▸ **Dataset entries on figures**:
-----

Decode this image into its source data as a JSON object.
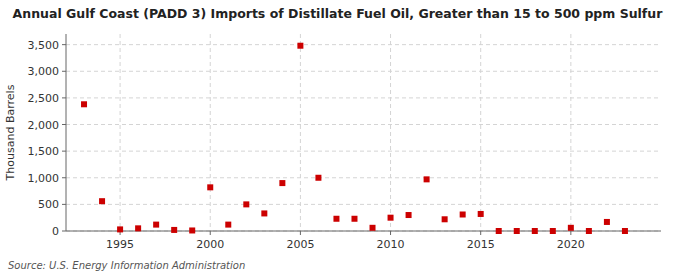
{
  "chart_data": {
    "type": "scatter",
    "title": "Annual Gulf Coast (PADD 3) Imports of Distillate Fuel Oil, Greater than 15 to 500 ppm Sulfur",
    "ylabel": "Thousand Barrels",
    "annotations": [
      "Source: U.S. Energy Information Administration"
    ],
    "x": [
      1993,
      1994,
      1995,
      1996,
      1997,
      1998,
      1999,
      2000,
      2001,
      2002,
      2003,
      2004,
      2005,
      2006,
      2007,
      2008,
      2009,
      2010,
      2011,
      2012,
      2013,
      2014,
      2015,
      2016,
      2017,
      2018,
      2019,
      2020,
      2021,
      2022,
      2023
    ],
    "values": [
      2380,
      560,
      30,
      50,
      120,
      20,
      10,
      820,
      120,
      500,
      330,
      900,
      3480,
      1000,
      230,
      230,
      60,
      250,
      300,
      970,
      220,
      310,
      320,
      0,
      0,
      0,
      0,
      60,
      0,
      170,
      0
    ],
    "color": "#cc0000",
    "marker": "square",
    "xlim": [
      1992.0,
      2025.0
    ],
    "xticks": [
      1995,
      2000,
      2005,
      2010,
      2015,
      2020
    ],
    "ylim": [
      0,
      3700
    ],
    "yticks": [
      0,
      500,
      {
        "value": 1000,
        "label": "1,000"
      },
      {
        "value": 1500,
        "label": "1,500"
      },
      {
        "value": 2000,
        "label": "2,000"
      },
      {
        "value": 2500,
        "label": "2,500"
      },
      {
        "value": 3000,
        "label": "3,000"
      },
      {
        "value": 3500,
        "label": "3,500"
      }
    ],
    "grid": true
  }
}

-----

▸ **JOB**:
Write out each line again precisely as it appears, skipping every picture.

▸ **WRITTEN RESPONSE**:
Decode this image into its source data as a JSON object.
{
  "chart_data": {
    "type": "scatter",
    "title": "Annual Gulf Coast (PADD 3) Imports of Distillate Fuel Oil, Greater than 15 to 500 ppm Sulfur",
    "ylabel": "Thousand Barrels",
    "annotations": [
      "Source: U.S. Energy Information Administration"
    ],
    "x": [
      1993,
      1994,
      1995,
      1996,
      1997,
      1998,
      1999,
      2000,
      2001,
      2002,
      2003,
      2004,
      2005,
      2006,
      2007,
      2008,
      2009,
      2010,
      2011,
      2012,
      2013,
      2014,
      2015,
      2016,
      2017,
      2018,
      2019,
      2020,
      2021,
      2022,
      2023
    ],
    "values": [
      2380,
      560,
      30,
      50,
      120,
      20,
      10,
      820,
      120,
      500,
      330,
      900,
      3480,
      1000,
      230,
      230,
      60,
      250,
      300,
      970,
      220,
      310,
      320,
      0,
      0,
      0,
      0,
      60,
      0,
      170,
      0
    ],
    "color": "#cc0000",
    "marker": "square",
    "xlim": [
      1992.0,
      2025.0
    ],
    "xticks": [
      1995,
      2000,
      2005,
      2010,
      2015,
      2020
    ],
    "ylim": [
      0,
      3700
    ],
    "yticks": [
      0,
      500,
      {
        "value": 1000,
        "label": "1,000"
      },
      {
        "value": 1500,
        "label": "1,500"
      },
      {
        "value": 2000,
        "label": "2,000"
      },
      {
        "value": 2500,
        "label": "2,500"
      },
      {
        "value": 3000,
        "label": "3,000"
      },
      {
        "value": 3500,
        "label": "3,500"
      }
    ],
    "grid": true
  }
}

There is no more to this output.